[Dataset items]
* * * * *

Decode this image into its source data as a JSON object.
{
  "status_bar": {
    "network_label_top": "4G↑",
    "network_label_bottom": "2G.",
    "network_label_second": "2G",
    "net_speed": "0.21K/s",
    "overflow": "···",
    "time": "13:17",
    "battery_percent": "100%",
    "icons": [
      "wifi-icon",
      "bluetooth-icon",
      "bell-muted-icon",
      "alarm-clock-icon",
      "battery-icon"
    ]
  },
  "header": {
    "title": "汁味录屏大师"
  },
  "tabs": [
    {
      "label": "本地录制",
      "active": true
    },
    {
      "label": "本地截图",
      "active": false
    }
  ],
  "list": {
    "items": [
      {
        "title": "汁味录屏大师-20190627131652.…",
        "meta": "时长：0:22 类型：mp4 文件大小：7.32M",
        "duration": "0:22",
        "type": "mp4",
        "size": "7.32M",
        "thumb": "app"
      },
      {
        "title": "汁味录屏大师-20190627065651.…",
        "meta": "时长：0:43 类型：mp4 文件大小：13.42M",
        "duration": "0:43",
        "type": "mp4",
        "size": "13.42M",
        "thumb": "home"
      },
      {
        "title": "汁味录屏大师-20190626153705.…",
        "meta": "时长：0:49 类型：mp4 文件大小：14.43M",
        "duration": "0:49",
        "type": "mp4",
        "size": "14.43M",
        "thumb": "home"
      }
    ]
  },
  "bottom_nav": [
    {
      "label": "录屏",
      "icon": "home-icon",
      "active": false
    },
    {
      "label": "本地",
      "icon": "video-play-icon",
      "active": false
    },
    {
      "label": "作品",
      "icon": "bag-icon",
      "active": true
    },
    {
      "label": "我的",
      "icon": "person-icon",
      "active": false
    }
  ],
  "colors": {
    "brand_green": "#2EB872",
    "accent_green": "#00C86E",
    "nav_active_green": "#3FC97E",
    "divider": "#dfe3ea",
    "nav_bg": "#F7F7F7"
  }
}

* * * * *

→ What you should do
Transcribe the whole listing exactly.

→ Solution for this exercise
Decode this image into its source data as a JSON object.
{
  "status_bar": {
    "network_label_top": "4G↑",
    "network_label_bottom": "2G.",
    "network_label_second": "2G",
    "net_speed": "0.21K/s",
    "overflow": "···",
    "time": "13:17",
    "battery_percent": "100%",
    "icons": [
      "wifi-icon",
      "bluetooth-icon",
      "bell-muted-icon",
      "alarm-clock-icon",
      "battery-icon"
    ]
  },
  "header": {
    "title": "汁味录屏大师"
  },
  "tabs": [
    {
      "label": "本地录制",
      "active": true
    },
    {
      "label": "本地截图",
      "active": false
    }
  ],
  "list": {
    "items": [
      {
        "title": "汁味录屏大师-20190627131652.…",
        "meta": "时长：0:22 类型：mp4 文件大小：7.32M",
        "duration": "0:22",
        "type": "mp4",
        "size": "7.32M",
        "thumb": "app"
      },
      {
        "title": "汁味录屏大师-20190627065651.…",
        "meta": "时长：0:43 类型：mp4 文件大小：13.42M",
        "duration": "0:43",
        "type": "mp4",
        "size": "13.42M",
        "thumb": "home"
      },
      {
        "title": "汁味录屏大师-20190626153705.…",
        "meta": "时长：0:49 类型：mp4 文件大小：14.43M",
        "duration": "0:49",
        "type": "mp4",
        "size": "14.43M",
        "thumb": "home"
      }
    ]
  },
  "bottom_nav": [
    {
      "label": "录屏",
      "icon": "home-icon",
      "active": false
    },
    {
      "label": "本地",
      "icon": "video-play-icon",
      "active": false
    },
    {
      "label": "作品",
      "icon": "bag-icon",
      "active": true
    },
    {
      "label": "我的",
      "icon": "person-icon",
      "active": false
    }
  ],
  "colors": {
    "brand_green": "#2EB872",
    "accent_green": "#00C86E",
    "nav_active_green": "#3FC97E",
    "divider": "#dfe3ea",
    "nav_bg": "#F7F7F7"
  }
}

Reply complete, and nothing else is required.